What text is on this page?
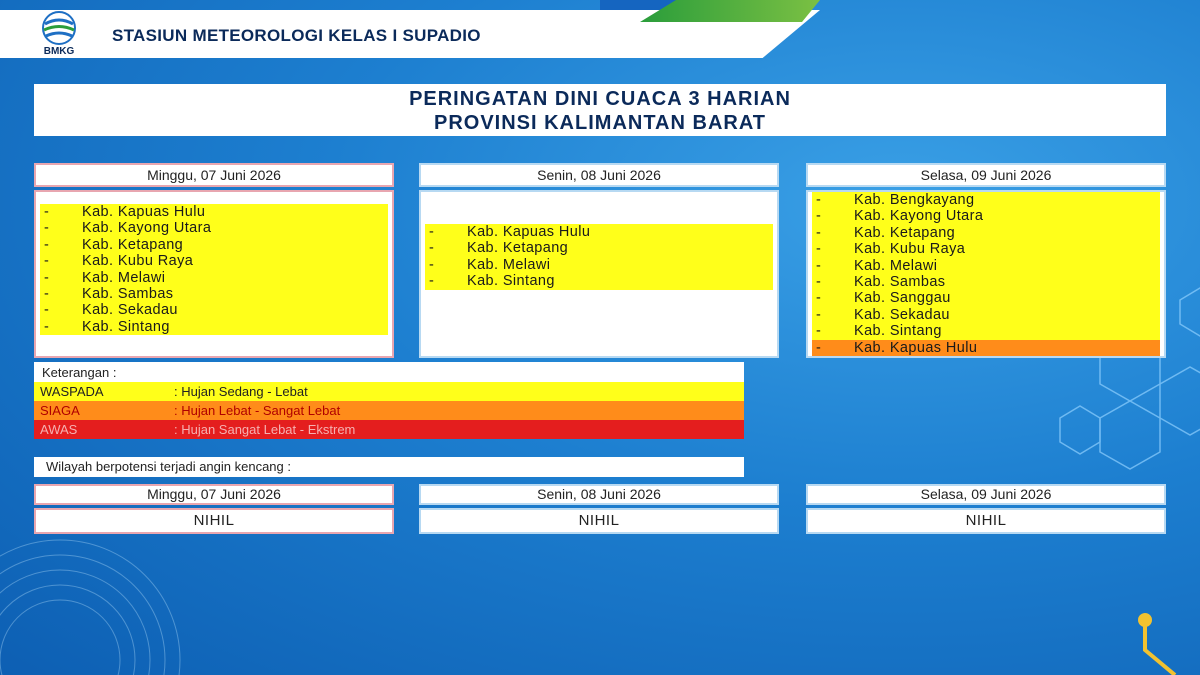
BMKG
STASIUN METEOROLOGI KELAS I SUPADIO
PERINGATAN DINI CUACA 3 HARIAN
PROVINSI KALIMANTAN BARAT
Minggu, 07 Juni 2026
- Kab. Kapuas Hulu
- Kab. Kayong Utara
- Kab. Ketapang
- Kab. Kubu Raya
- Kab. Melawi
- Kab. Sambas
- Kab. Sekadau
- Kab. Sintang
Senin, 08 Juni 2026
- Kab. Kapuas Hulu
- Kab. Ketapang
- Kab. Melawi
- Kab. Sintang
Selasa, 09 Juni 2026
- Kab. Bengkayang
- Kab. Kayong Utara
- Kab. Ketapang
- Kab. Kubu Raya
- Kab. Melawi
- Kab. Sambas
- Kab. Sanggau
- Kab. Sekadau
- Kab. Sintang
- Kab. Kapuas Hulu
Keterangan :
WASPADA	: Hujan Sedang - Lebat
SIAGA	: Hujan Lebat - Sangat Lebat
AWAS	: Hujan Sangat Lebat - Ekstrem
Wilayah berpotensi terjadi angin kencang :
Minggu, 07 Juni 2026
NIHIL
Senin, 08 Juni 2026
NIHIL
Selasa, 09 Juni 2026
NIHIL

-=-=-

Reproduce every line exactly and omit all pictures.

Result of the exercise:
What text is on this page?
BMKG
STASIUN METEOROLOGI KELAS I SUPADIO
PERINGATAN DINI CUACA 3 HARIAN
PROVINSI KALIMANTAN BARAT
Minggu, 07 Juni 2026
- Kab. Kapuas Hulu
- Kab. Kayong Utara
- Kab. Ketapang
- Kab. Kubu Raya
- Kab. Melawi
- Kab. Sambas
- Kab. Sekadau
- Kab. Sintang
Senin, 08 Juni 2026
- Kab. Kapuas Hulu
- Kab. Ketapang
- Kab. Melawi
- Kab. Sintang
Selasa, 09 Juni 2026
- Kab. Bengkayang
- Kab. Kayong Utara
- Kab. Ketapang
- Kab. Kubu Raya
- Kab. Melawi
- Kab. Sambas
- Kab. Sanggau
- Kab. Sekadau
- Kab. Sintang
- Kab. Kapuas Hulu
Keterangan :
WASPADA	: Hujan Sedang - Lebat
SIAGA	: Hujan Lebat - Sangat Lebat
AWAS	: Hujan Sangat Lebat - Ekstrem
Wilayah berpotensi terjadi angin kencang :
Minggu, 07 Juni 2026
NIHIL
Senin, 08 Juni 2026
NIHIL
Selasa, 09 Juni 2026
NIHIL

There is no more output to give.